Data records

------------------------------------------------

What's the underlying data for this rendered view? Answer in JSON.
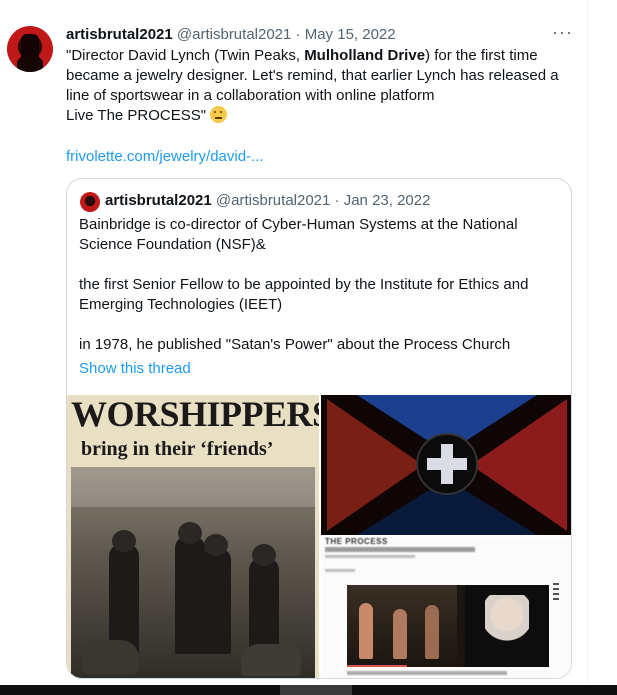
{
  "tweet": {
    "author_name": "artisbrutal2021",
    "author_handle": "@artisbrutal2021",
    "date": "May 15, 2022",
    "text_1": "\"Director David Lynch (Twin Peaks, ",
    "text_bold": "Mulholland Drive",
    "text_2": ") for the first time became a jewelry designer. Let's remind, that earlier Lynch has released a line of sportswear in a collaboration with online platform",
    "text_3": "Live The PROCESS\"",
    "emoji_name": "thinking-face-emoji",
    "link": "frivolette.com/jewelry/david-..."
  },
  "quote": {
    "author_name": "artisbrutal2021",
    "author_handle": "@artisbrutal2021",
    "date": "Jan 23, 2022",
    "paragraphs": [
      "Bainbridge is  co-director of Cyber-Human Systems at the National Science Foundation (NSF)&",
      "the first Senior Fellow to be appointed by the Institute for Ethics and Emerging Technologies (IEET)",
      "in 1978, he published \"Satan's Power\" about the Process Church"
    ],
    "show_thread": "Show this thread"
  },
  "media": {
    "left_headline": "WORSHIPPERS",
    "left_sub": "bring in their ‘friends’",
    "right_bottom_title": "THE PROCESS"
  },
  "icons": {
    "more": "more-options-icon"
  },
  "colors": {
    "link": "#1d9bf0",
    "text": "#0f1419",
    "meta": "#536471",
    "border": "#cfd9de"
  }
}
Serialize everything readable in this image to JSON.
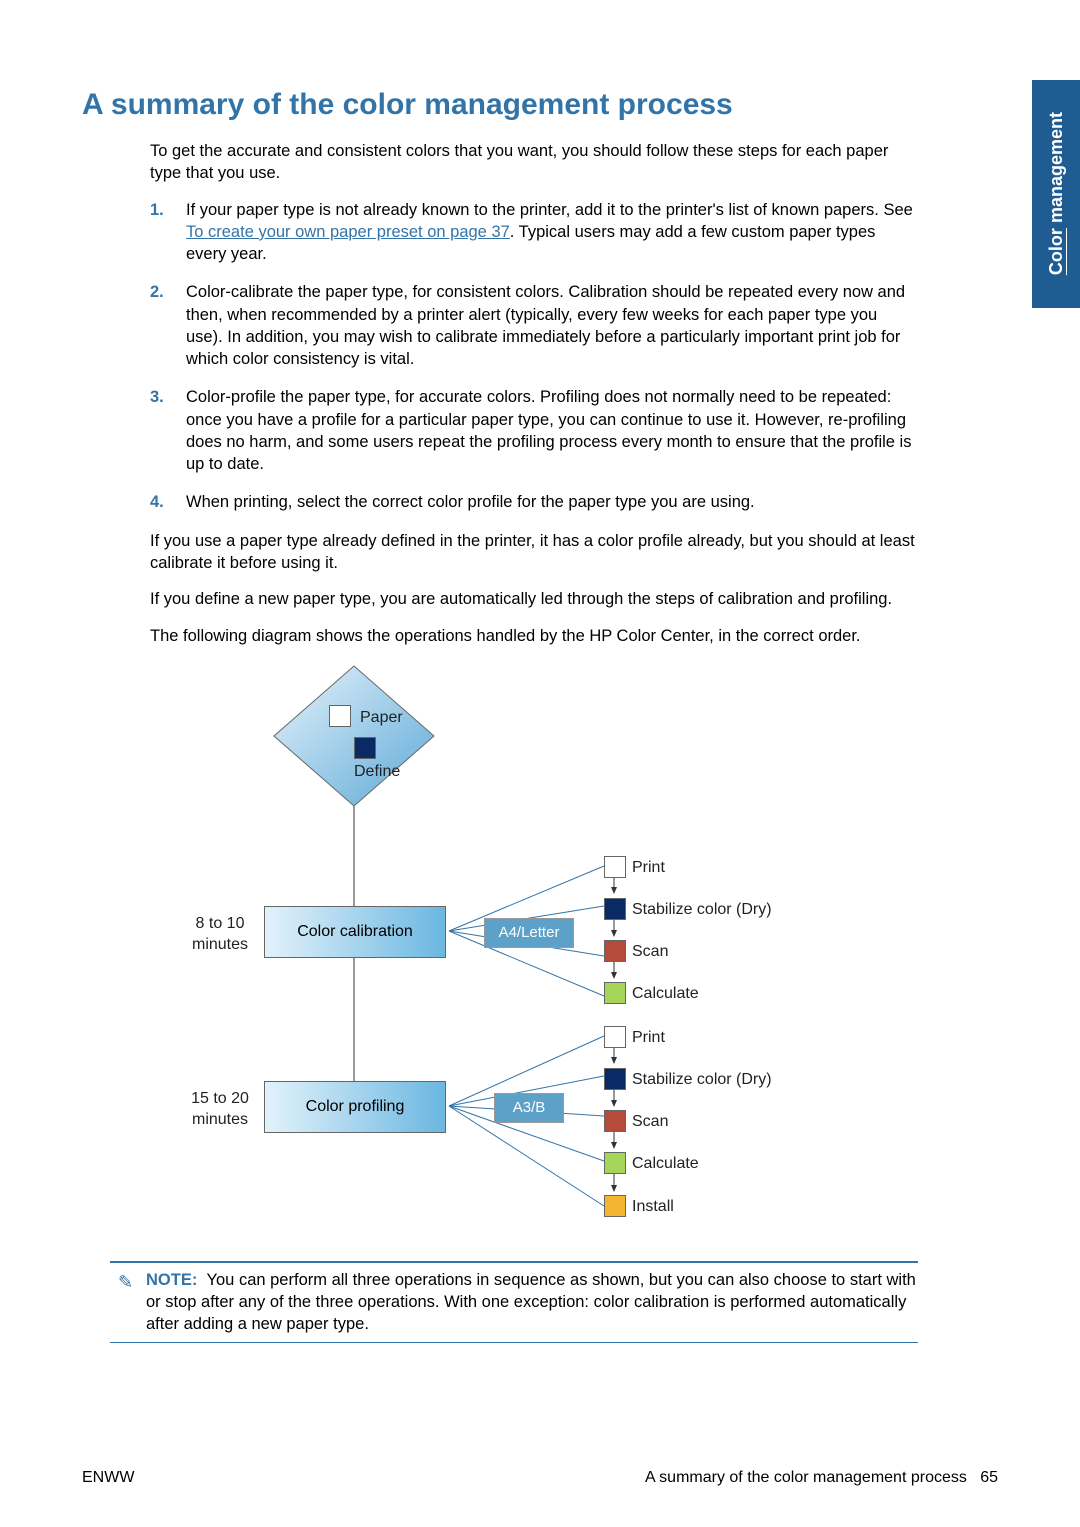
{
  "sideTab": {
    "top": "Color",
    "bottom": "management"
  },
  "heading": "A summary of the color management process",
  "intro": "To get the accurate and consistent colors that you want, you should follow these steps for each paper type that you use.",
  "steps": [
    {
      "n": "1.",
      "before": "If your paper type is not already known to the printer, add it to the printer's list of known papers. See ",
      "link": "To create your own paper preset on page 37",
      "after": ". Typical users may add a few custom paper types every year."
    },
    {
      "n": "2.",
      "text": "Color-calibrate the paper type, for consistent colors. Calibration should be repeated every now and then, when recommended by a printer alert (typically, every few weeks for each paper type you use). In addition, you may wish to calibrate immediately before a particularly important print job for which color consistency is vital."
    },
    {
      "n": "3.",
      "text": "Color-profile the paper type, for accurate colors. Profiling does not normally need to be repeated: once you have a profile for a particular paper type, you can continue to use it. However, re-profiling does no harm, and some users repeat the profiling process every month to ensure that the profile is up to date."
    },
    {
      "n": "4.",
      "text": "When printing, select the correct color profile for the paper type you are using."
    }
  ],
  "para1": "If you use a paper type already defined in the printer, it has a color profile already, but you should at least calibrate it before using it.",
  "para2": "If you define a new paper type, you are automatically led through the steps of calibration and profiling.",
  "para3": "The following diagram shows the operations handled by the HP Color Center, in the correct order.",
  "diagram": {
    "decision": {
      "l1": "Paper",
      "l2": "Define"
    },
    "calib": {
      "duration1": "8 to 10",
      "duration2": "minutes",
      "box": "Color calibration",
      "page": "A4/Letter",
      "steps": [
        "Print",
        "Stabilize color (Dry)",
        "Scan",
        "Calculate"
      ]
    },
    "prof": {
      "duration1": "15 to 20",
      "duration2": "minutes",
      "box": "Color profiling",
      "page": "A3/B",
      "steps": [
        "Print",
        "Stabilize color (Dry)",
        "Scan",
        "Calculate",
        "Install"
      ]
    }
  },
  "note": {
    "label": "NOTE:",
    "text": "You can perform all three operations in sequence as shown, but you can also choose to start with or stop after any of the three operations. With one exception: color calibration is performed automatically after adding a new paper type."
  },
  "footer": {
    "left": "ENWW",
    "rightText": "A summary of the color management process",
    "page": "65"
  }
}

------------------------------------------------

Print the records word for word and exclude any picture they hold.

Solution to this exercise
What's the underlying data for this rendered view? Answer in JSON.
{
  "tweet": {
    "author_name": "artisbrutal2021",
    "author_handle": "@artisbrutal2021",
    "date": "May 15, 2022",
    "text_1": "\"Director David Lynch (Twin Peaks, ",
    "text_bold": "Mulholland Drive",
    "text_2": ") for the first time became a jewelry designer. Let's remind, that earlier Lynch has released a line of sportswear in a collaboration with online platform",
    "text_3": "Live The PROCESS\"",
    "emoji_name": "thinking-face-emoji",
    "link": "frivolette.com/jewelry/david-..."
  },
  "quote": {
    "author_name": "artisbrutal2021",
    "author_handle": "@artisbrutal2021",
    "date": "Jan 23, 2022",
    "paragraphs": [
      "Bainbridge is  co-director of Cyber-Human Systems at the National Science Foundation (NSF)&",
      "the first Senior Fellow to be appointed by the Institute for Ethics and Emerging Technologies (IEET)",
      "in 1978, he published \"Satan's Power\" about the Process Church"
    ],
    "show_thread": "Show this thread"
  },
  "media": {
    "left_headline": "WORSHIPPERS",
    "left_sub": "bring in their ‘friends’",
    "right_bottom_title": "THE PROCESS"
  },
  "icons": {
    "more": "more-options-icon"
  },
  "colors": {
    "link": "#1d9bf0",
    "text": "#0f1419",
    "meta": "#536471",
    "border": "#cfd9de"
  }
}
Serialize everything readable in this image to JSON.
{
  "sideTab": {
    "top": "Color",
    "bottom": "management"
  },
  "heading": "A summary of the color management process",
  "intro": "To get the accurate and consistent colors that you want, you should follow these steps for each paper type that you use.",
  "steps": [
    {
      "n": "1.",
      "before": "If your paper type is not already known to the printer, add it to the printer's list of known papers. See ",
      "link": "To create your own paper preset on page 37",
      "after": ". Typical users may add a few custom paper types every year."
    },
    {
      "n": "2.",
      "text": "Color-calibrate the paper type, for consistent colors. Calibration should be repeated every now and then, when recommended by a printer alert (typically, every few weeks for each paper type you use). In addition, you may wish to calibrate immediately before a particularly important print job for which color consistency is vital."
    },
    {
      "n": "3.",
      "text": "Color-profile the paper type, for accurate colors. Profiling does not normally need to be repeated: once you have a profile for a particular paper type, you can continue to use it. However, re-profiling does no harm, and some users repeat the profiling process every month to ensure that the profile is up to date."
    },
    {
      "n": "4.",
      "text": "When printing, select the correct color profile for the paper type you are using."
    }
  ],
  "para1": "If you use a paper type already defined in the printer, it has a color profile already, but you should at least calibrate it before using it.",
  "para2": "If you define a new paper type, you are automatically led through the steps of calibration and profiling.",
  "para3": "The following diagram shows the operations handled by the HP Color Center, in the correct order.",
  "diagram": {
    "decision": {
      "l1": "Paper",
      "l2": "Define"
    },
    "calib": {
      "duration1": "8 to 10",
      "duration2": "minutes",
      "box": "Color calibration",
      "page": "A4/Letter",
      "steps": [
        "Print",
        "Stabilize color (Dry)",
        "Scan",
        "Calculate"
      ]
    },
    "prof": {
      "duration1": "15 to 20",
      "duration2": "minutes",
      "box": "Color profiling",
      "page": "A3/B",
      "steps": [
        "Print",
        "Stabilize color (Dry)",
        "Scan",
        "Calculate",
        "Install"
      ]
    }
  },
  "note": {
    "label": "NOTE:",
    "text": "You can perform all three operations in sequence as shown, but you can also choose to start with or stop after any of the three operations. With one exception: color calibration is performed automatically after adding a new paper type."
  },
  "footer": {
    "left": "ENWW",
    "rightText": "A summary of the color management process",
    "page": "65"
  }
}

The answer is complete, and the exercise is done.